▸ Task to complete
Give all of the lines again, with nothing added or dropped.

----

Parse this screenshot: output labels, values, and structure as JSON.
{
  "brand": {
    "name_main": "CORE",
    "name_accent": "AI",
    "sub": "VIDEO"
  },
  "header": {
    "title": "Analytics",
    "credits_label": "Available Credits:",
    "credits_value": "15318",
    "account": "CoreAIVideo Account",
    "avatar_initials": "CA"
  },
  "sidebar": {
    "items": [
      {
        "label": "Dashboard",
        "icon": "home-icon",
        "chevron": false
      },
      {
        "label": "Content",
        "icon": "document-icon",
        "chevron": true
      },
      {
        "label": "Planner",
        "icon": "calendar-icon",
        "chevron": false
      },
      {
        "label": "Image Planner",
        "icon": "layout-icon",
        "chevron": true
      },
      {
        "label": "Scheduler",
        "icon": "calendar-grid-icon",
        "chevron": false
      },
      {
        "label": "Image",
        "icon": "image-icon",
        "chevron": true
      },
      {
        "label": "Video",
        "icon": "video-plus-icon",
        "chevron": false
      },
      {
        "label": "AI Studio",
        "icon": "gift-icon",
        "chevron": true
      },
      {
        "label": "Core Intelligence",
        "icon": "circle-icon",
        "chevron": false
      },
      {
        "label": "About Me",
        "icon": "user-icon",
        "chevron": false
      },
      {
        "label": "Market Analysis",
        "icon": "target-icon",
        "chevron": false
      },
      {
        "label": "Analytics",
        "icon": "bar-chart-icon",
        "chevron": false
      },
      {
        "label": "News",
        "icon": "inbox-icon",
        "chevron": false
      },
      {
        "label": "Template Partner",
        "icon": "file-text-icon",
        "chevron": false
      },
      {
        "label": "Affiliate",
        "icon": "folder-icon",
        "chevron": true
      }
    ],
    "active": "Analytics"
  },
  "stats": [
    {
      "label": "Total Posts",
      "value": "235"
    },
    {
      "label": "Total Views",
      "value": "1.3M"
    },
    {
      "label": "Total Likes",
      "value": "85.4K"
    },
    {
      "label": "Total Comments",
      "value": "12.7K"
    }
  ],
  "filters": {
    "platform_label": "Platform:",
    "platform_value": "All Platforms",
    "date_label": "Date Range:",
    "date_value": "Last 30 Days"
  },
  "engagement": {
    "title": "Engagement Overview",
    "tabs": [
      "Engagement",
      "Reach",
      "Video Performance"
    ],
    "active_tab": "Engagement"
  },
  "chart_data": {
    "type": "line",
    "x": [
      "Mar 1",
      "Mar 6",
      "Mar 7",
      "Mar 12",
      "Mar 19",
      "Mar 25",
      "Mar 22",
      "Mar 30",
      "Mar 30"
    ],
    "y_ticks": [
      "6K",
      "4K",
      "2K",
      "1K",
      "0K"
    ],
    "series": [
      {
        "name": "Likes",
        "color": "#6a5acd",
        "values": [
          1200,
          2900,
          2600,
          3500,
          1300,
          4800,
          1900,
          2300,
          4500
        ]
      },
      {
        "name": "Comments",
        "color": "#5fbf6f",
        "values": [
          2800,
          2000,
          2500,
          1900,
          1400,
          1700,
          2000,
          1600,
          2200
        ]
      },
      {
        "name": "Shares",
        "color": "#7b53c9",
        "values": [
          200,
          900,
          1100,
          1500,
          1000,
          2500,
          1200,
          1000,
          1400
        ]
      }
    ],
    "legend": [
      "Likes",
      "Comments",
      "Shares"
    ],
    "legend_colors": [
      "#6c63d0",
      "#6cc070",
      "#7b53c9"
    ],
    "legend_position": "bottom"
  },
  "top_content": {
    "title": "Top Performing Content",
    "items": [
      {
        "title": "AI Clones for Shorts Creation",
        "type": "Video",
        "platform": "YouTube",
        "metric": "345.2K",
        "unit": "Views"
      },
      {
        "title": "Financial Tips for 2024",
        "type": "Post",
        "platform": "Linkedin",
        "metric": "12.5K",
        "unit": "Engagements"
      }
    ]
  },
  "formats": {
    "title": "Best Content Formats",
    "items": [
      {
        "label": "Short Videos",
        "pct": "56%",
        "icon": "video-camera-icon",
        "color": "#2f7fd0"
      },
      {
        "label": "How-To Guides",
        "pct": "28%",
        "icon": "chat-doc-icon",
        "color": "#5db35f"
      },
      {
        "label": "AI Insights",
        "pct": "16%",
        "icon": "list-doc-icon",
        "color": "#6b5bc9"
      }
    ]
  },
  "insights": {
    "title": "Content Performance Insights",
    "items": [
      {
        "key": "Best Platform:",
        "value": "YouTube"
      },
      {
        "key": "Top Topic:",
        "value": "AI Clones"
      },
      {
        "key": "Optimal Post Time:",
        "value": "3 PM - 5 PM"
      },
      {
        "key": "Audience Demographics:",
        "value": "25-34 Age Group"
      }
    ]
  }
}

----

▸ Answer below
Parse this screenshot: output labels, values, and structure as JSON.
{
  "brand": {
    "name_main": "CORE",
    "name_accent": "AI",
    "sub": "VIDEO"
  },
  "header": {
    "title": "Analytics",
    "credits_label": "Available Credits:",
    "credits_value": "15318",
    "account": "CoreAIVideo Account",
    "avatar_initials": "CA"
  },
  "sidebar": {
    "items": [
      {
        "label": "Dashboard",
        "icon": "home-icon",
        "chevron": false
      },
      {
        "label": "Content",
        "icon": "document-icon",
        "chevron": true
      },
      {
        "label": "Planner",
        "icon": "calendar-icon",
        "chevron": false
      },
      {
        "label": "Image Planner",
        "icon": "layout-icon",
        "chevron": true
      },
      {
        "label": "Scheduler",
        "icon": "calendar-grid-icon",
        "chevron": false
      },
      {
        "label": "Image",
        "icon": "image-icon",
        "chevron": true
      },
      {
        "label": "Video",
        "icon": "video-plus-icon",
        "chevron": false
      },
      {
        "label": "AI Studio",
        "icon": "gift-icon",
        "chevron": true
      },
      {
        "label": "Core Intelligence",
        "icon": "circle-icon",
        "chevron": false
      },
      {
        "label": "About Me",
        "icon": "user-icon",
        "chevron": false
      },
      {
        "label": "Market Analysis",
        "icon": "target-icon",
        "chevron": false
      },
      {
        "label": "Analytics",
        "icon": "bar-chart-icon",
        "chevron": false
      },
      {
        "label": "News",
        "icon": "inbox-icon",
        "chevron": false
      },
      {
        "label": "Template Partner",
        "icon": "file-text-icon",
        "chevron": false
      },
      {
        "label": "Affiliate",
        "icon": "folder-icon",
        "chevron": true
      }
    ],
    "active": "Analytics"
  },
  "stats": [
    {
      "label": "Total Posts",
      "value": "235"
    },
    {
      "label": "Total Views",
      "value": "1.3M"
    },
    {
      "label": "Total Likes",
      "value": "85.4K"
    },
    {
      "label": "Total Comments",
      "value": "12.7K"
    }
  ],
  "filters": {
    "platform_label": "Platform:",
    "platform_value": "All Platforms",
    "date_label": "Date Range:",
    "date_value": "Last 30 Days"
  },
  "engagement": {
    "title": "Engagement Overview",
    "tabs": [
      "Engagement",
      "Reach",
      "Video Performance"
    ],
    "active_tab": "Engagement"
  },
  "chart_data": {
    "type": "line",
    "x": [
      "Mar 1",
      "Mar 6",
      "Mar 7",
      "Mar 12",
      "Mar 19",
      "Mar 25",
      "Mar 22",
      "Mar 30",
      "Mar 30"
    ],
    "y_ticks": [
      "6K",
      "4K",
      "2K",
      "1K",
      "0K"
    ],
    "series": [
      {
        "name": "Likes",
        "color": "#6a5acd",
        "values": [
          1200,
          2900,
          2600,
          3500,
          1300,
          4800,
          1900,
          2300,
          4500
        ]
      },
      {
        "name": "Comments",
        "color": "#5fbf6f",
        "values": [
          2800,
          2000,
          2500,
          1900,
          1400,
          1700,
          2000,
          1600,
          2200
        ]
      },
      {
        "name": "Shares",
        "color": "#7b53c9",
        "values": [
          200,
          900,
          1100,
          1500,
          1000,
          2500,
          1200,
          1000,
          1400
        ]
      }
    ],
    "legend": [
      "Likes",
      "Comments",
      "Shares"
    ],
    "legend_colors": [
      "#6c63d0",
      "#6cc070",
      "#7b53c9"
    ],
    "legend_position": "bottom"
  },
  "top_content": {
    "title": "Top Performing Content",
    "items": [
      {
        "title": "AI Clones for Shorts Creation",
        "type": "Video",
        "platform": "YouTube",
        "metric": "345.2K",
        "unit": "Views"
      },
      {
        "title": "Financial Tips for 2024",
        "type": "Post",
        "platform": "Linkedin",
        "metric": "12.5K",
        "unit": "Engagements"
      }
    ]
  },
  "formats": {
    "title": "Best Content Formats",
    "items": [
      {
        "label": "Short Videos",
        "pct": "56%",
        "icon": "video-camera-icon",
        "color": "#2f7fd0"
      },
      {
        "label": "How-To Guides",
        "pct": "28%",
        "icon": "chat-doc-icon",
        "color": "#5db35f"
      },
      {
        "label": "AI Insights",
        "pct": "16%",
        "icon": "list-doc-icon",
        "color": "#6b5bc9"
      }
    ]
  },
  "insights": {
    "title": "Content Performance Insights",
    "items": [
      {
        "key": "Best Platform:",
        "value": "YouTube"
      },
      {
        "key": "Top Topic:",
        "value": "AI Clones"
      },
      {
        "key": "Optimal Post Time:",
        "value": "3 PM - 5 PM"
      },
      {
        "key": "Audience Demographics:",
        "value": "25-34 Age Group"
      }
    ]
  }
}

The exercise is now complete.